Start Data section
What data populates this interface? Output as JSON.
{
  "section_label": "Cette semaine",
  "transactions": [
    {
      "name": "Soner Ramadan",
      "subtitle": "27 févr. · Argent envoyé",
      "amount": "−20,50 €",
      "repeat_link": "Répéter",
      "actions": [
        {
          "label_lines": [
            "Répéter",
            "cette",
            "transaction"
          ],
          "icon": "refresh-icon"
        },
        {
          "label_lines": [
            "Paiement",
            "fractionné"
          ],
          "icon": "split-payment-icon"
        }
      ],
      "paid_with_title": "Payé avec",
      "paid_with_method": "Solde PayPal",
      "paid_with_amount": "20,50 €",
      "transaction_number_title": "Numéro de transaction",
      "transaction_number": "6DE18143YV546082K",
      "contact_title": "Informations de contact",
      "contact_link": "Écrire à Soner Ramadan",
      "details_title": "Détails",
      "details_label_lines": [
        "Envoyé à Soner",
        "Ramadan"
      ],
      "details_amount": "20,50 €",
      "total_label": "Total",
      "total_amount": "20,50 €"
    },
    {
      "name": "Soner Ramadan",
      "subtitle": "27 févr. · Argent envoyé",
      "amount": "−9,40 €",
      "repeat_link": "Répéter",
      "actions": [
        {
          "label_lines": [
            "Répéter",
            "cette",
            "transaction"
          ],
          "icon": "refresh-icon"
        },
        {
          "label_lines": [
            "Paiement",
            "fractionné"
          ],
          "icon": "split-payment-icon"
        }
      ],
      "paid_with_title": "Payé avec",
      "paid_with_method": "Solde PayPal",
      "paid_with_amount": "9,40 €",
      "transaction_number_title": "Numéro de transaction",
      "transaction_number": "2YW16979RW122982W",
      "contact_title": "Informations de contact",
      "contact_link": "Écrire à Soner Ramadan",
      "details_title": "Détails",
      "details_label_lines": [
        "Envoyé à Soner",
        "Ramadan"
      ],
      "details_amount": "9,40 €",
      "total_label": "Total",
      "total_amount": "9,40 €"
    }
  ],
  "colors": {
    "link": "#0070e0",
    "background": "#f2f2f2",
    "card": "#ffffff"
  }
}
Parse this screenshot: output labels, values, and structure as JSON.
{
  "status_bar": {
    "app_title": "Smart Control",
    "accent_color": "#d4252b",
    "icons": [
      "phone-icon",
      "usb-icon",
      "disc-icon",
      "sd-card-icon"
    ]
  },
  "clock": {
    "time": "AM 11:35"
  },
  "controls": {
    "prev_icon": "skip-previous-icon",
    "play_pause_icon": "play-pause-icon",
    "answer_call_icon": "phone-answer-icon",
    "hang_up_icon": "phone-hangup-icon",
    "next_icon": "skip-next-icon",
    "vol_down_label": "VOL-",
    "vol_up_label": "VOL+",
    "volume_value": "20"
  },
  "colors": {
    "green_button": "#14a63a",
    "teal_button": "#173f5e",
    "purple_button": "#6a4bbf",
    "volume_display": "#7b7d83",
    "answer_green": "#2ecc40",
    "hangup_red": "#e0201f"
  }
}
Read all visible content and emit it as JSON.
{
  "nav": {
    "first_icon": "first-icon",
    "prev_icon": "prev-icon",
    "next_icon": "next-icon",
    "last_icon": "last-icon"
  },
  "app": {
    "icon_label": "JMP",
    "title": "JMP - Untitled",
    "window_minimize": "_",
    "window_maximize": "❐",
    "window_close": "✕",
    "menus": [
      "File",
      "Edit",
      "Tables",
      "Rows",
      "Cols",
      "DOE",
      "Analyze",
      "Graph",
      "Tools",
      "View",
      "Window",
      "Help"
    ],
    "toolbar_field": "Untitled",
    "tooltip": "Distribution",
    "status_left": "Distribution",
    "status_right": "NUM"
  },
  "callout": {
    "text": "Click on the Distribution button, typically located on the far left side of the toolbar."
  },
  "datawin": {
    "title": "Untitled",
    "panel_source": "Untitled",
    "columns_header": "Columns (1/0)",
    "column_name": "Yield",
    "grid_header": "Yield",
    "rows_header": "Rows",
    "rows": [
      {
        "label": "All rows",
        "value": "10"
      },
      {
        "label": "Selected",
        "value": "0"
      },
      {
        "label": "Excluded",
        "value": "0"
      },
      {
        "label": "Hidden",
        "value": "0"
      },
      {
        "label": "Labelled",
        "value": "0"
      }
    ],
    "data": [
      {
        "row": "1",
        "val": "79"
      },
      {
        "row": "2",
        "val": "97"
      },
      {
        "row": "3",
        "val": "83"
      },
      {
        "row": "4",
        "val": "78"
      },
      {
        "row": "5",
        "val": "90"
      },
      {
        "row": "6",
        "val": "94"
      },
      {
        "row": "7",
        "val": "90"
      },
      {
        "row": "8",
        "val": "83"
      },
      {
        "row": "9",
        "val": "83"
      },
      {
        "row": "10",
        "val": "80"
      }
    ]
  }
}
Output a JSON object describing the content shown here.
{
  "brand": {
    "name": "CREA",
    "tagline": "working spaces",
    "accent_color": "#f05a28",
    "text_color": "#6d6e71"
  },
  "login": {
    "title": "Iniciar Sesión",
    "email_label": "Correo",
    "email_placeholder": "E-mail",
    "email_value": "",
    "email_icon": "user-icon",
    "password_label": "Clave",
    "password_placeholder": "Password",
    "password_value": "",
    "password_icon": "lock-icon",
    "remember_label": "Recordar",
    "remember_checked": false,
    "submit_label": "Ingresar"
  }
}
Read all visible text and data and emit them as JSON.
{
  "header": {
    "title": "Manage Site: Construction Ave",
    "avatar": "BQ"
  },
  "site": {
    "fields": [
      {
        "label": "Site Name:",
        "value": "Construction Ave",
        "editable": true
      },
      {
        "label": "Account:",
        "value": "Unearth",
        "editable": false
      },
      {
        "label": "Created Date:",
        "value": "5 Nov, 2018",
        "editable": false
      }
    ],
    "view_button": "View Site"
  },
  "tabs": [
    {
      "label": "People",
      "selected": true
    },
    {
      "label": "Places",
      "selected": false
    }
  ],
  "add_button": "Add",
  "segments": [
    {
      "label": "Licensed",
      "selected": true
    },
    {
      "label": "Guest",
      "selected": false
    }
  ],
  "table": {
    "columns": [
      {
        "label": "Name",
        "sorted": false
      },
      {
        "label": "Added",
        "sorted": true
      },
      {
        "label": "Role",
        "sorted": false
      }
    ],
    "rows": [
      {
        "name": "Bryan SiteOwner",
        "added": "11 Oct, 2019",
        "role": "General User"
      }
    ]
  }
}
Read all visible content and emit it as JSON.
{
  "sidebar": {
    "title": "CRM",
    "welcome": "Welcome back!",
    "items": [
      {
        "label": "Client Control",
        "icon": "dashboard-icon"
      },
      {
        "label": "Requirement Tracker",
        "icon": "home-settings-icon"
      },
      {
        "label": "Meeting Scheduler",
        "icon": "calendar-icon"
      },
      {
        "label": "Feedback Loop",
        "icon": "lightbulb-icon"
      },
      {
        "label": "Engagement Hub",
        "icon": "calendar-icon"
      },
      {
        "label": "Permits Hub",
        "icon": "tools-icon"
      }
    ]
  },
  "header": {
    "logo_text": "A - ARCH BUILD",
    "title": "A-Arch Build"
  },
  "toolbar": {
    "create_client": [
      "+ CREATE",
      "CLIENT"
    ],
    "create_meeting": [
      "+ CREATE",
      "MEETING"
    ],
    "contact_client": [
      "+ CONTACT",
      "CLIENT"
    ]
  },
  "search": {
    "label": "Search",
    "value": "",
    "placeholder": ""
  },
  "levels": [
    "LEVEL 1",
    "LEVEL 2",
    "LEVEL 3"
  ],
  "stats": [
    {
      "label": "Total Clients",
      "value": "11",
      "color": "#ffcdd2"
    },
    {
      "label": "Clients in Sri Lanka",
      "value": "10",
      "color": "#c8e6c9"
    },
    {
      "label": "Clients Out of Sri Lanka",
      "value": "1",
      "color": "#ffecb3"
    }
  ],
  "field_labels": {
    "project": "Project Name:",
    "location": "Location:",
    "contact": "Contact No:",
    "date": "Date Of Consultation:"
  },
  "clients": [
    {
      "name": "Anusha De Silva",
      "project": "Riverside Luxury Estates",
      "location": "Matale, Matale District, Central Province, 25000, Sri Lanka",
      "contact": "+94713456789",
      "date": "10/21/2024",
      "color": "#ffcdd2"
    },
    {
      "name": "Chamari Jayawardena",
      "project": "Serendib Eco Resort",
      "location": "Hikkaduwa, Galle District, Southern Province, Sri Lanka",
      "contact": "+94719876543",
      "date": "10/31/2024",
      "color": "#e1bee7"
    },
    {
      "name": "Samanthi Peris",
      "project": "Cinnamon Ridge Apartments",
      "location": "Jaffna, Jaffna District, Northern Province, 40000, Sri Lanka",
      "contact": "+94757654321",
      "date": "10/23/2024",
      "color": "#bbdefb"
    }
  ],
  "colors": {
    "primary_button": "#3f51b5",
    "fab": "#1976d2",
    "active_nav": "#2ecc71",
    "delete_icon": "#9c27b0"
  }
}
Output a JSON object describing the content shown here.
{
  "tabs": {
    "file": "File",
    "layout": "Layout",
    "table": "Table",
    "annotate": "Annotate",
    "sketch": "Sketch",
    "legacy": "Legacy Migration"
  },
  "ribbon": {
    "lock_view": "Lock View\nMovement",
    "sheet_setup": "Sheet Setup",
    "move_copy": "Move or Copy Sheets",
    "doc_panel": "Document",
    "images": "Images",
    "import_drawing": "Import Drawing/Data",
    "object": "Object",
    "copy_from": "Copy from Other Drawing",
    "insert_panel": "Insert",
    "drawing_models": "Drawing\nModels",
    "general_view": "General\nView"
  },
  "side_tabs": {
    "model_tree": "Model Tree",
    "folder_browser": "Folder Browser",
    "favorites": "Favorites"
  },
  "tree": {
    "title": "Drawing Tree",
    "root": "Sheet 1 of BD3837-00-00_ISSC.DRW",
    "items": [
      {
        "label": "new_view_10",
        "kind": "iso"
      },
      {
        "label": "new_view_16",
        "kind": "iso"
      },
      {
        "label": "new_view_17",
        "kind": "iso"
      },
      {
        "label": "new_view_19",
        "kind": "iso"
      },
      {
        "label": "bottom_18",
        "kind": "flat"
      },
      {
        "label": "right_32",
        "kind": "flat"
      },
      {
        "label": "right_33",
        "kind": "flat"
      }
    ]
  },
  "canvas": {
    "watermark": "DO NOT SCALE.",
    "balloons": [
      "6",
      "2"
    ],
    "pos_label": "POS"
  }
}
End Data section
#### What is asked:
Which lines in the data above contain "District"? Show each one.

#### Solution for this problem:
      "location": "Matale, Matale District, Central Province, 25000, Sri Lanka",
      "location": "Hikkaduwa, Galle District, Southern Province, Sri Lanka",
      "location": "Jaffna, Jaffna District, Northern Province, 40000, Sri Lanka",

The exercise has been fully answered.